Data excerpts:
>> Start
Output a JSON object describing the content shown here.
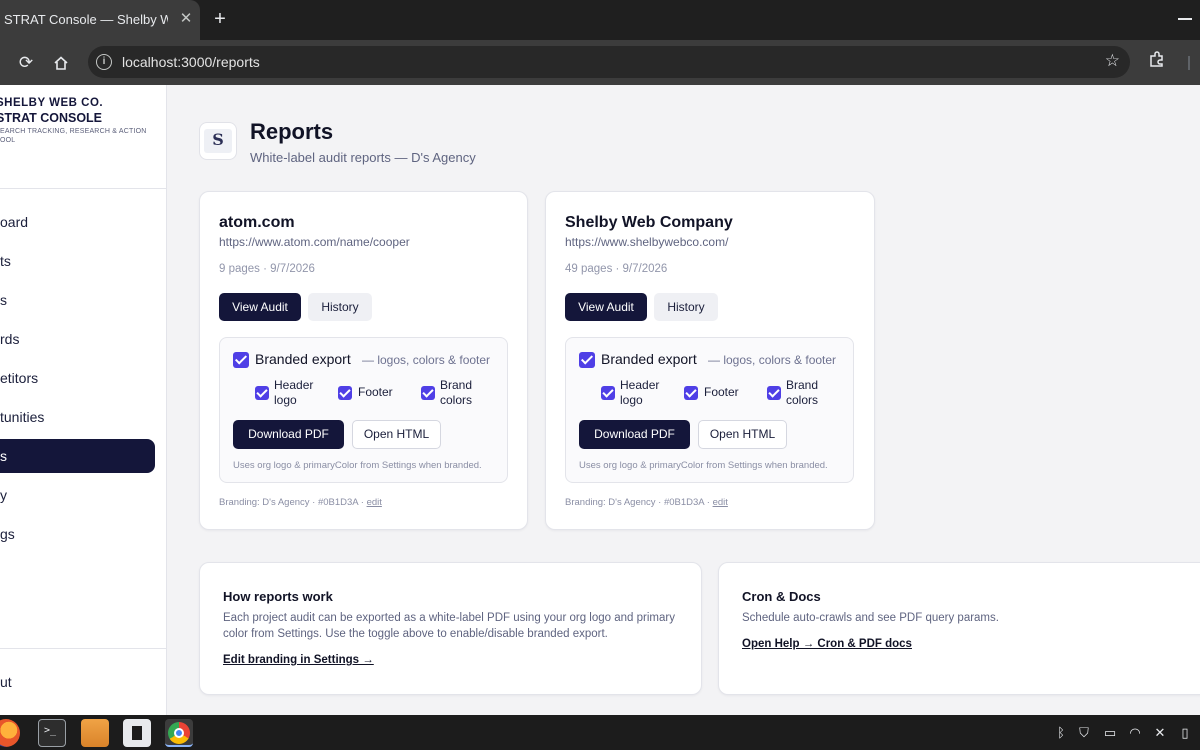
{
  "browser": {
    "tab_title": "STRAT Console — Shelby Web Co.",
    "url": "localhost:3000/reports"
  },
  "sidebar": {
    "brand_line1": "SHELBY WEB CO.",
    "brand_line2": "STRAT CONSOLE",
    "brand_line3a": "EARCH TRACKING, RESEARCH & ACTION",
    "brand_line3b": "OOL",
    "items": [
      {
        "label": "oard"
      },
      {
        "label": "ts"
      },
      {
        "label": "s"
      },
      {
        "label": "rds"
      },
      {
        "label": "etitors"
      },
      {
        "label": "tunities"
      },
      {
        "label": "s"
      },
      {
        "label": "y"
      },
      {
        "label": "gs"
      }
    ],
    "logout_label": "ut"
  },
  "header": {
    "title": "Reports",
    "subtitle": "White-label audit reports — D's Agency",
    "logo_glyph": "S"
  },
  "reports": [
    {
      "title": "atom.com",
      "url": "https://www.atom.com/name/cooper",
      "meta": "9 pages · 9/7/2026",
      "view_label": "View Audit",
      "history_label": "History",
      "export_label": "Branded export",
      "export_hint": "— logos, colors & footer",
      "opt1": "Header logo",
      "opt1a": "Header",
      "opt1b": "logo",
      "opt2": "Footer",
      "opt3a": "Brand",
      "opt3b": "colors",
      "pdf_label": "Download PDF",
      "html_label": "Open HTML",
      "note": "Uses org logo & primaryColor from Settings when branded.",
      "branding": "Branding: D's Agency · #0B1D3A · ",
      "edit": "edit"
    },
    {
      "title": "Shelby Web Company",
      "url": "https://www.shelbywebco.com/",
      "meta": "49 pages · 9/7/2026",
      "view_label": "View Audit",
      "history_label": "History",
      "export_label": "Branded export",
      "export_hint": "— logos, colors & footer",
      "opt1a": "Header",
      "opt1b": "logo",
      "opt2": "Footer",
      "opt3a": "Brand",
      "opt3b": "colors",
      "pdf_label": "Download PDF",
      "html_label": "Open HTML",
      "note": "Uses org logo & primaryColor from Settings when branded.",
      "branding": "Branding: D's Agency · #0B1D3A · ",
      "edit": "edit"
    }
  ],
  "how": {
    "title": "How reports work",
    "body": "Each project audit can be exported as a white-label PDF using your org logo and primary color from Settings. Use the toggle above to enable/disable branded export.",
    "link": "Edit branding in Settings →"
  },
  "cron": {
    "title": "Cron & Docs",
    "body": "Schedule auto-crawls and see PDF query params.",
    "link": "Open Help → Cron & PDF docs"
  },
  "colors": {
    "primary": "#14163a",
    "checkbox": "#4f3fe6",
    "brand_color": "#0B1D3A"
  }
}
>> End
Exercise → Among the entries above, how many lines include the word "link"? Reply with the number only.

Response to this exercise → 2